Set problem
Gather all lines with "Nucleation" from the records.

======== Supplied material ========

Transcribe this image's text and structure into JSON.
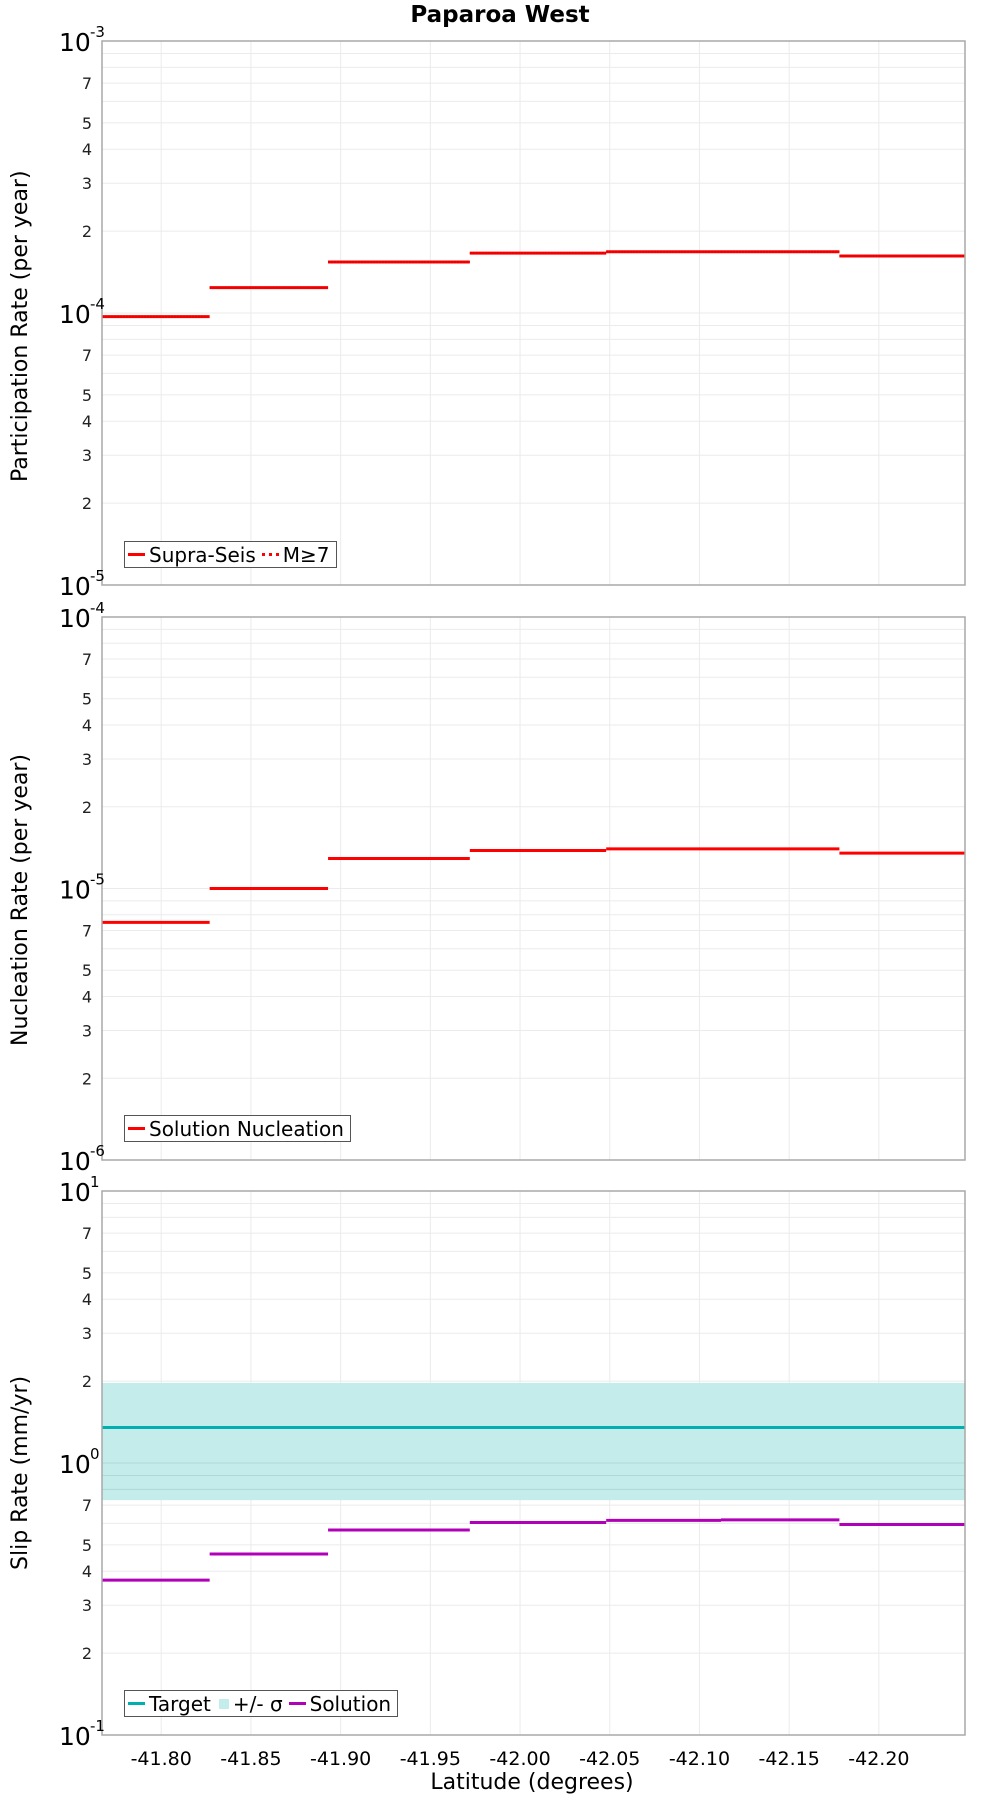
{
  "title": "Paparoa West",
  "xlabel": "Latitude (degrees)",
  "x_ticks": [
    "-41.80",
    "-41.85",
    "-41.90",
    "-41.95",
    "-42.00",
    "-42.05",
    "-42.10",
    "-42.15",
    "-42.20"
  ],
  "panels": [
    {
      "ylabel": "Participation Rate (per year)",
      "decade_labels": [
        {
          "base": "10",
          "exp": "-3"
        },
        {
          "base": "10",
          "exp": "-4"
        },
        {
          "base": "10",
          "exp": "-5"
        }
      ],
      "minor_labels": [
        "7",
        "5",
        "4",
        "3",
        "2"
      ],
      "legend": [
        {
          "label": "Supra-Seis",
          "style": "solid",
          "color": "#ff0000"
        },
        {
          "label": "M≥7",
          "style": "dotted",
          "color": "#ff0000"
        }
      ]
    },
    {
      "ylabel": "Nucleation Rate (per year)",
      "decade_labels": [
        {
          "base": "10",
          "exp": "-4"
        },
        {
          "base": "10",
          "exp": "-5"
        },
        {
          "base": "10",
          "exp": "-6"
        }
      ],
      "minor_labels": [
        "7",
        "5",
        "4",
        "3",
        "2"
      ],
      "legend": [
        {
          "label": "Solution Nucleation",
          "style": "solid",
          "color": "#ff0000"
        }
      ]
    },
    {
      "ylabel": "Slip Rate (mm/yr)",
      "decade_labels": [
        {
          "base": "10",
          "exp": "1"
        },
        {
          "base": "10",
          "exp": "0"
        },
        {
          "base": "10",
          "exp": "-1"
        }
      ],
      "minor_labels": [
        "7",
        "5",
        "4",
        "3",
        "2"
      ],
      "legend": [
        {
          "label": "Target",
          "style": "solid",
          "color": "#00b0b0"
        },
        {
          "label": "+/- σ",
          "style": "box",
          "color": "#c3ecea"
        },
        {
          "label": "Solution",
          "style": "solid",
          "color": "#b000b8"
        }
      ]
    }
  ],
  "chart_data": [
    {
      "type": "line",
      "title": "Paparoa West",
      "xlabel": "Latitude (degrees)",
      "ylabel": "Participation Rate (per year)",
      "yscale": "log",
      "ylim": [
        1e-05,
        0.001
      ],
      "xlim": [
        -41.767,
        -42.248
      ],
      "grid": true,
      "legend_position": "lower-left",
      "segment_bounds": [
        -41.767,
        -41.827,
        -41.893,
        -41.972,
        -42.048,
        -42.112,
        -42.178,
        -42.248
      ],
      "series": [
        {
          "name": "Supra-Seis",
          "style": "solid-step",
          "color": "#ff0000",
          "values": [
            9.7e-05,
            0.000124,
            0.000154,
            0.000166,
            0.000168,
            0.000168,
            0.000162
          ]
        },
        {
          "name": "M≥7",
          "style": "dotted-step",
          "color": "#ff0000",
          "values": [
            9.7e-05,
            0.000124,
            0.000154,
            0.000166,
            0.000168,
            0.000168,
            0.000162
          ]
        }
      ]
    },
    {
      "type": "line",
      "xlabel": "Latitude (degrees)",
      "ylabel": "Nucleation Rate (per year)",
      "yscale": "log",
      "ylim": [
        1e-06,
        0.0001
      ],
      "xlim": [
        -41.767,
        -42.248
      ],
      "grid": true,
      "legend_position": "lower-left",
      "segment_bounds": [
        -41.767,
        -41.827,
        -41.893,
        -41.972,
        -42.048,
        -42.112,
        -42.178,
        -42.248
      ],
      "series": [
        {
          "name": "Solution Nucleation",
          "style": "solid-step",
          "color": "#ff0000",
          "values": [
            7.5e-06,
            1e-05,
            1.29e-05,
            1.38e-05,
            1.4e-05,
            1.4e-05,
            1.35e-05
          ]
        }
      ]
    },
    {
      "type": "line",
      "xlabel": "Latitude (degrees)",
      "ylabel": "Slip Rate (mm/yr)",
      "yscale": "log",
      "ylim": [
        0.1,
        10
      ],
      "xlim": [
        -41.767,
        -42.248
      ],
      "grid": true,
      "legend_position": "lower-left",
      "segment_bounds": [
        -41.767,
        -41.827,
        -41.893,
        -41.972,
        -42.048,
        -42.112,
        -42.178,
        -42.248
      ],
      "series": [
        {
          "name": "Target",
          "style": "solid",
          "color": "#00b0b0",
          "values": [
            1.35,
            1.35,
            1.35,
            1.35,
            1.35,
            1.35,
            1.35
          ]
        },
        {
          "name": "+/- σ",
          "style": "band",
          "color": "#c3ecea",
          "lower": 0.73,
          "upper": 1.97
        },
        {
          "name": "Solution",
          "style": "solid-step",
          "color": "#b000b8",
          "values": [
            0.371,
            0.463,
            0.567,
            0.604,
            0.615,
            0.618,
            0.594
          ]
        }
      ]
    }
  ]
}
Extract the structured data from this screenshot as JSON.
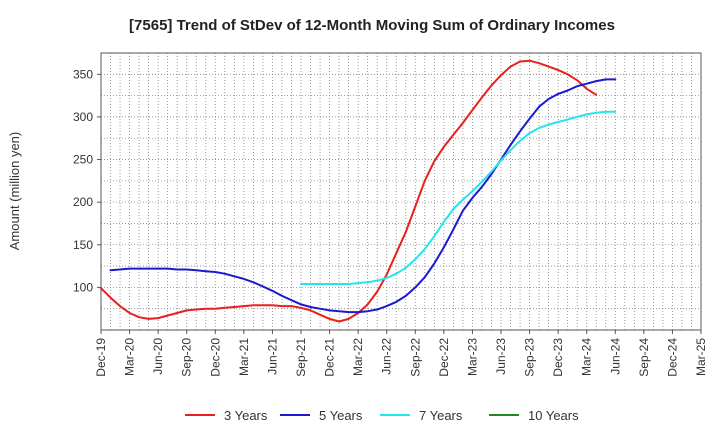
{
  "chart_data": {
    "type": "line",
    "title": "[7565]  Trend of StDev of 12-Month Moving Sum of Ordinary Incomes",
    "ylabel": "Amount (million yen)",
    "xlabel": "",
    "ylim": [
      50,
      375
    ],
    "yticks": [
      100,
      150,
      200,
      250,
      300,
      350
    ],
    "x_ticks": [
      "Dec-19",
      "Mar-20",
      "Jun-20",
      "Sep-20",
      "Dec-20",
      "Mar-21",
      "Jun-21",
      "Sep-21",
      "Dec-21",
      "Mar-22",
      "Jun-22",
      "Sep-22",
      "Dec-22",
      "Mar-23",
      "Jun-23",
      "Sep-23",
      "Dec-23",
      "Mar-24",
      "Jun-24",
      "Sep-24",
      "Dec-24",
      "Mar-25"
    ],
    "grid": true,
    "legend_position": "bottom",
    "series": [
      {
        "name": "3 Years",
        "color": "#e8201e",
        "points": [
          [
            0,
            99
          ],
          [
            1,
            88
          ],
          [
            2,
            78
          ],
          [
            3,
            70
          ],
          [
            4,
            65
          ],
          [
            5,
            63
          ],
          [
            6,
            64
          ],
          [
            7,
            67
          ],
          [
            8,
            70
          ],
          [
            9,
            73
          ],
          [
            10,
            74
          ],
          [
            11,
            75
          ],
          [
            12,
            75
          ],
          [
            13,
            76
          ],
          [
            14,
            77
          ],
          [
            15,
            78
          ],
          [
            16,
            79
          ],
          [
            17,
            79
          ],
          [
            18,
            79
          ],
          [
            19,
            78
          ],
          [
            20,
            78
          ],
          [
            21,
            76
          ],
          [
            22,
            73
          ],
          [
            23,
            68
          ],
          [
            24,
            63
          ],
          [
            25,
            60
          ],
          [
            26,
            63
          ],
          [
            27,
            70
          ],
          [
            28,
            80
          ],
          [
            29,
            95
          ],
          [
            30,
            115
          ],
          [
            31,
            140
          ],
          [
            32,
            165
          ],
          [
            33,
            195
          ],
          [
            34,
            225
          ],
          [
            35,
            248
          ],
          [
            36,
            265
          ],
          [
            37,
            279
          ],
          [
            38,
            293
          ],
          [
            39,
            308
          ],
          [
            40,
            323
          ],
          [
            41,
            337
          ],
          [
            42,
            349
          ],
          [
            43,
            359
          ],
          [
            44,
            365
          ],
          [
            45,
            366
          ],
          [
            46,
            363
          ],
          [
            47,
            359
          ],
          [
            48,
            355
          ],
          [
            49,
            350
          ],
          [
            50,
            343
          ],
          [
            51,
            333
          ],
          [
            52,
            326
          ]
        ]
      },
      {
        "name": "5 Years",
        "color": "#1a1acf",
        "points": [
          [
            1,
            120
          ],
          [
            2,
            121
          ],
          [
            3,
            122
          ],
          [
            4,
            122
          ],
          [
            5,
            122
          ],
          [
            6,
            122
          ],
          [
            7,
            122
          ],
          [
            8,
            121
          ],
          [
            9,
            121
          ],
          [
            10,
            120
          ],
          [
            11,
            119
          ],
          [
            12,
            118
          ],
          [
            13,
            116
          ],
          [
            14,
            113
          ],
          [
            15,
            110
          ],
          [
            16,
            106
          ],
          [
            17,
            101
          ],
          [
            18,
            96
          ],
          [
            19,
            90
          ],
          [
            20,
            85
          ],
          [
            21,
            80
          ],
          [
            22,
            77
          ],
          [
            23,
            75
          ],
          [
            24,
            73
          ],
          [
            25,
            72
          ],
          [
            26,
            71
          ],
          [
            27,
            71
          ],
          [
            28,
            72
          ],
          [
            29,
            74
          ],
          [
            30,
            78
          ],
          [
            31,
            83
          ],
          [
            32,
            90
          ],
          [
            33,
            100
          ],
          [
            34,
            112
          ],
          [
            35,
            128
          ],
          [
            36,
            147
          ],
          [
            37,
            168
          ],
          [
            38,
            190
          ],
          [
            39,
            205
          ],
          [
            40,
            218
          ],
          [
            41,
            233
          ],
          [
            42,
            250
          ],
          [
            43,
            267
          ],
          [
            44,
            283
          ],
          [
            45,
            298
          ],
          [
            46,
            312
          ],
          [
            47,
            321
          ],
          [
            48,
            327
          ],
          [
            49,
            331
          ],
          [
            50,
            336
          ],
          [
            51,
            339
          ],
          [
            52,
            342
          ],
          [
            53,
            344
          ],
          [
            54,
            344
          ]
        ]
      },
      {
        "name": "7 Years",
        "color": "#22e6ef",
        "points": [
          [
            21,
            104
          ],
          [
            22,
            104
          ],
          [
            23,
            104
          ],
          [
            24,
            104
          ],
          [
            25,
            104
          ],
          [
            26,
            104
          ],
          [
            27,
            105
          ],
          [
            28,
            106
          ],
          [
            29,
            108
          ],
          [
            30,
            111
          ],
          [
            31,
            116
          ],
          [
            32,
            123
          ],
          [
            33,
            133
          ],
          [
            34,
            145
          ],
          [
            35,
            160
          ],
          [
            36,
            177
          ],
          [
            37,
            192
          ],
          [
            38,
            203
          ],
          [
            39,
            213
          ],
          [
            40,
            224
          ],
          [
            41,
            236
          ],
          [
            42,
            249
          ],
          [
            43,
            261
          ],
          [
            44,
            272
          ],
          [
            45,
            281
          ],
          [
            46,
            287
          ],
          [
            47,
            291
          ],
          [
            48,
            294
          ],
          [
            49,
            297
          ],
          [
            50,
            300
          ],
          [
            51,
            303
          ],
          [
            52,
            305
          ],
          [
            53,
            306
          ],
          [
            54,
            306
          ]
        ]
      },
      {
        "name": "10 Years",
        "color": "#1f8a1f",
        "points": []
      }
    ]
  }
}
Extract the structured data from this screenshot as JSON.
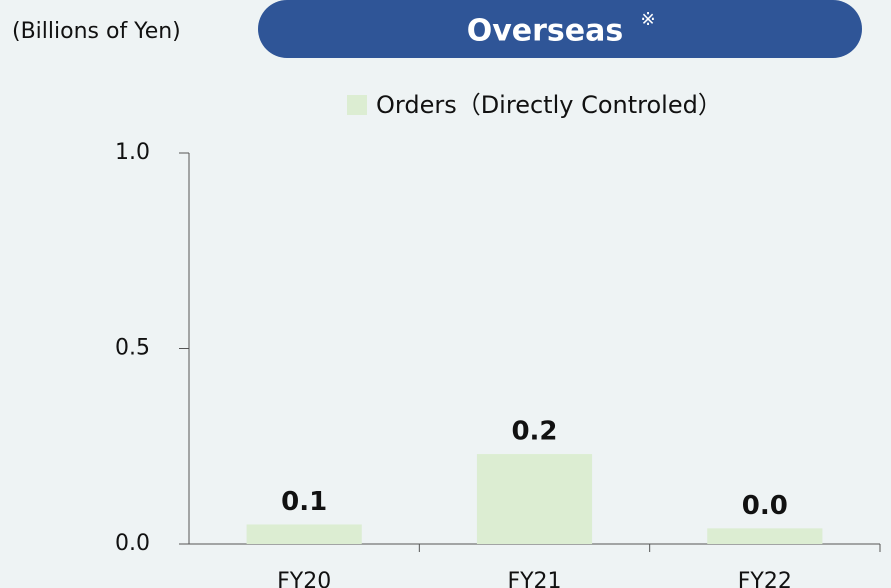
{
  "chart_data": {
    "type": "bar",
    "unit_label": "(Billions of Yen)",
    "title": "Overseas",
    "title_mark": "※",
    "categories": [
      "FY20",
      "FY21",
      "FY22"
    ],
    "series": [
      {
        "name": "Orders（Directly Controled）",
        "color": "#dcedd2",
        "values": [
          0.05,
          0.23,
          0.04
        ],
        "value_labels": [
          "0.1",
          "0.2",
          "0.0"
        ]
      }
    ],
    "ylim": [
      0,
      1
    ],
    "yticks": [
      {
        "value": 0,
        "label": "0.0"
      },
      {
        "value": 0.5,
        "label": "0.5"
      },
      {
        "value": 1,
        "label": "1.0"
      }
    ],
    "grid": false
  }
}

========

Answer for this exercise
      "ylabel": "Nucleation Rate (per year)",
          "label": "Solution Nucleation",
      "ylabel": "Nucleation Rate (per year)",
          "name": "Solution Nucleation",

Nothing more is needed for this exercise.